Dataset items:
☆ ☆ ☆ ☆ ☆ ☆ ☆

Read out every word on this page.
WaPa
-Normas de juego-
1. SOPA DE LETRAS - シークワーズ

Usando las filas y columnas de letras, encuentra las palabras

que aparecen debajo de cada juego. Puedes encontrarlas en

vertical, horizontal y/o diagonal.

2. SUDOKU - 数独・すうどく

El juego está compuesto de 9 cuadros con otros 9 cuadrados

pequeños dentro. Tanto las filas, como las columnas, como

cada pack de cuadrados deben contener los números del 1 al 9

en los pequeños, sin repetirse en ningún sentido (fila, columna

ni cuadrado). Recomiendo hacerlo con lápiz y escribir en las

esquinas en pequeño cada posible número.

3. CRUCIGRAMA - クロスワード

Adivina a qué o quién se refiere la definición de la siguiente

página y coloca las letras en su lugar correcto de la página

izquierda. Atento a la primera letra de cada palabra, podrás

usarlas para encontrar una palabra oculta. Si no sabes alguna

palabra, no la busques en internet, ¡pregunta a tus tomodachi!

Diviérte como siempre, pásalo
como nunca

☆ ☆ ☆ ☆ ☆ ☆ ☆

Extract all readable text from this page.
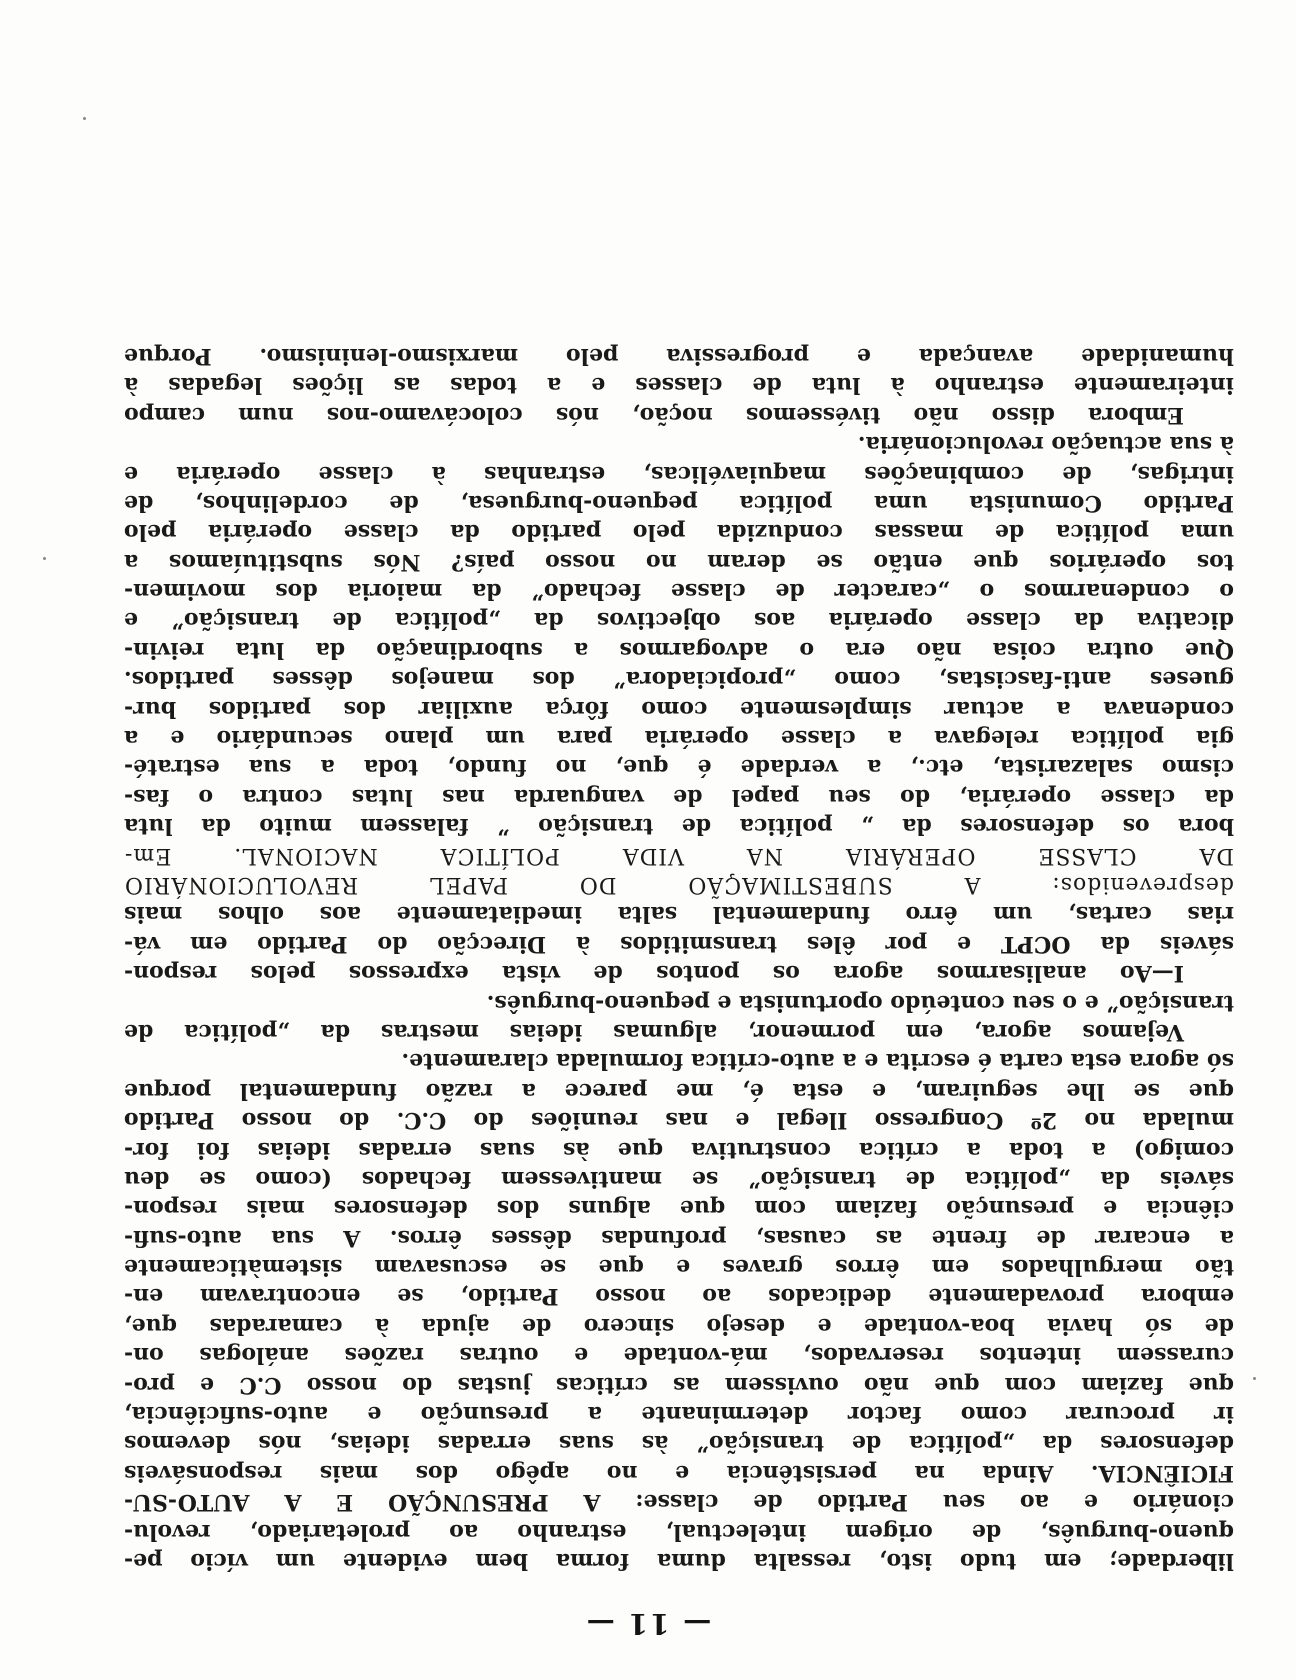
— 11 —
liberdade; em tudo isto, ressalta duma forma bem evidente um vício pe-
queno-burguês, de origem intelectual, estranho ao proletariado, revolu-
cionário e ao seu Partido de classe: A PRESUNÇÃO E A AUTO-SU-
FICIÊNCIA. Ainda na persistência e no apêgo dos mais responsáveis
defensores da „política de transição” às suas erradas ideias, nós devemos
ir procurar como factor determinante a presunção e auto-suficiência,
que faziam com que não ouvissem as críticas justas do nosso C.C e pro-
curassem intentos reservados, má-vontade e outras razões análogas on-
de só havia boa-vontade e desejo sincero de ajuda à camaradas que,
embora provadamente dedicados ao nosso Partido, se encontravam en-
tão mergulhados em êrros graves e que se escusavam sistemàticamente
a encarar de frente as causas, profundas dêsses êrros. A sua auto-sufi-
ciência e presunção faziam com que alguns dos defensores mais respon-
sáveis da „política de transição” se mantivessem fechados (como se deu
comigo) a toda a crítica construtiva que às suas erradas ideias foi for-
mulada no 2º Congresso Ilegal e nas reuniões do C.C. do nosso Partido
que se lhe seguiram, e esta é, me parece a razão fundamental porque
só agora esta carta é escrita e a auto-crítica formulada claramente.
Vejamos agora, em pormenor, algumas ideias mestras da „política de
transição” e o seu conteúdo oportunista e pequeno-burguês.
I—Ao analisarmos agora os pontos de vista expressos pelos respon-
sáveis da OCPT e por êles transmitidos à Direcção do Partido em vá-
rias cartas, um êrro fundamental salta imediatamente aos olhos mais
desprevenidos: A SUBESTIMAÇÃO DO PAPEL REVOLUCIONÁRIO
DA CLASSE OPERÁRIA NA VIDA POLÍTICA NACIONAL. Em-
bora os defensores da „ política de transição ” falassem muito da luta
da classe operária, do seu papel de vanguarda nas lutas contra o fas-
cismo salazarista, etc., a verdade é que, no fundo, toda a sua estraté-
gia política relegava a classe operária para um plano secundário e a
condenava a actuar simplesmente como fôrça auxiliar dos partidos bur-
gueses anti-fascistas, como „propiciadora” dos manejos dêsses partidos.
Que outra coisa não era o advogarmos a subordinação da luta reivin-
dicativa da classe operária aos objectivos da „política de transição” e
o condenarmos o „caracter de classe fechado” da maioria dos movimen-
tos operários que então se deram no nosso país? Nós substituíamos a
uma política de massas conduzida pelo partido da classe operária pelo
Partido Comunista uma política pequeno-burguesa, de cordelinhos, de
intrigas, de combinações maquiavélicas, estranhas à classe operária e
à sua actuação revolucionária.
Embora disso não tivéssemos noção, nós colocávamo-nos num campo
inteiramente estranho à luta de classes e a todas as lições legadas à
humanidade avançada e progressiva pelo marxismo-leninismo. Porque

☆ ☆ ☆ ☆ ☆ ☆ ☆

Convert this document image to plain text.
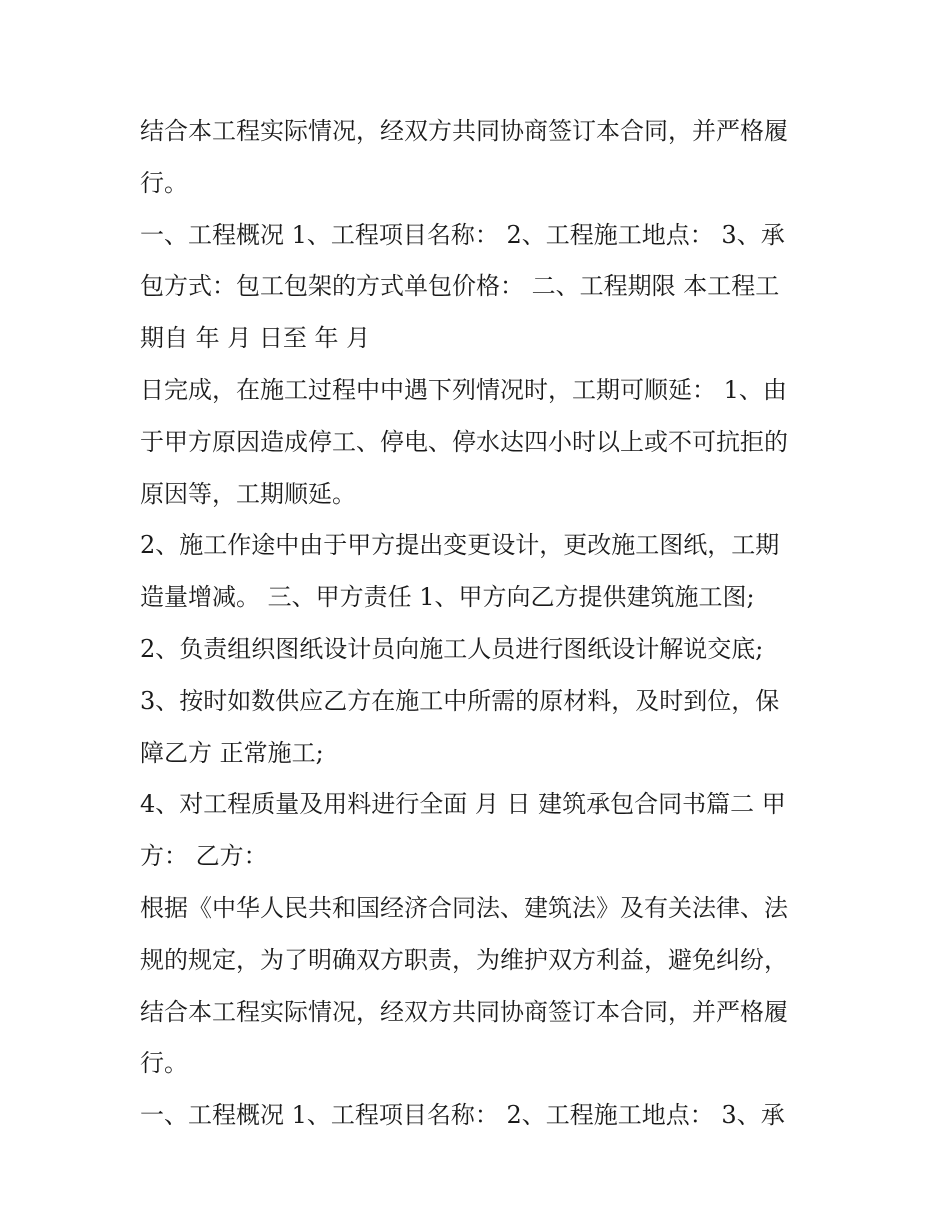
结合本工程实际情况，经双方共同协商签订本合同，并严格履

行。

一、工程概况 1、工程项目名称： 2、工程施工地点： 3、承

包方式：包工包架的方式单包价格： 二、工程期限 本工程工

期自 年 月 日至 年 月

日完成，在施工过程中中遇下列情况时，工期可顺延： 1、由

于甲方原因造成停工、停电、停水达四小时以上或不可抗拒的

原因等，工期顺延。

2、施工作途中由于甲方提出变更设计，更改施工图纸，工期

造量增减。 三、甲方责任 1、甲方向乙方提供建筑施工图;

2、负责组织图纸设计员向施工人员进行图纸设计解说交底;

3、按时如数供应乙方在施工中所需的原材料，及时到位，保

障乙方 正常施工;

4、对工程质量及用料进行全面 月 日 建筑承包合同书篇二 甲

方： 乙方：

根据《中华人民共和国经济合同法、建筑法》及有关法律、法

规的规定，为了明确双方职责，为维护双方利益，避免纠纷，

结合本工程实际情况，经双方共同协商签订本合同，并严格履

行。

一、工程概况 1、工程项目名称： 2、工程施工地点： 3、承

☆ ☆ ☆ ☆ ☆ ☆ ☆

EXERCISE INSTRUCTIONS:
Extract every line containing the string "columnas" from the data above.

ANSWER TO THE TASK:
Usando las filas y columnas de letras, encuentra las palabras
pequeños dentro. Tanto las filas, como las columnas, como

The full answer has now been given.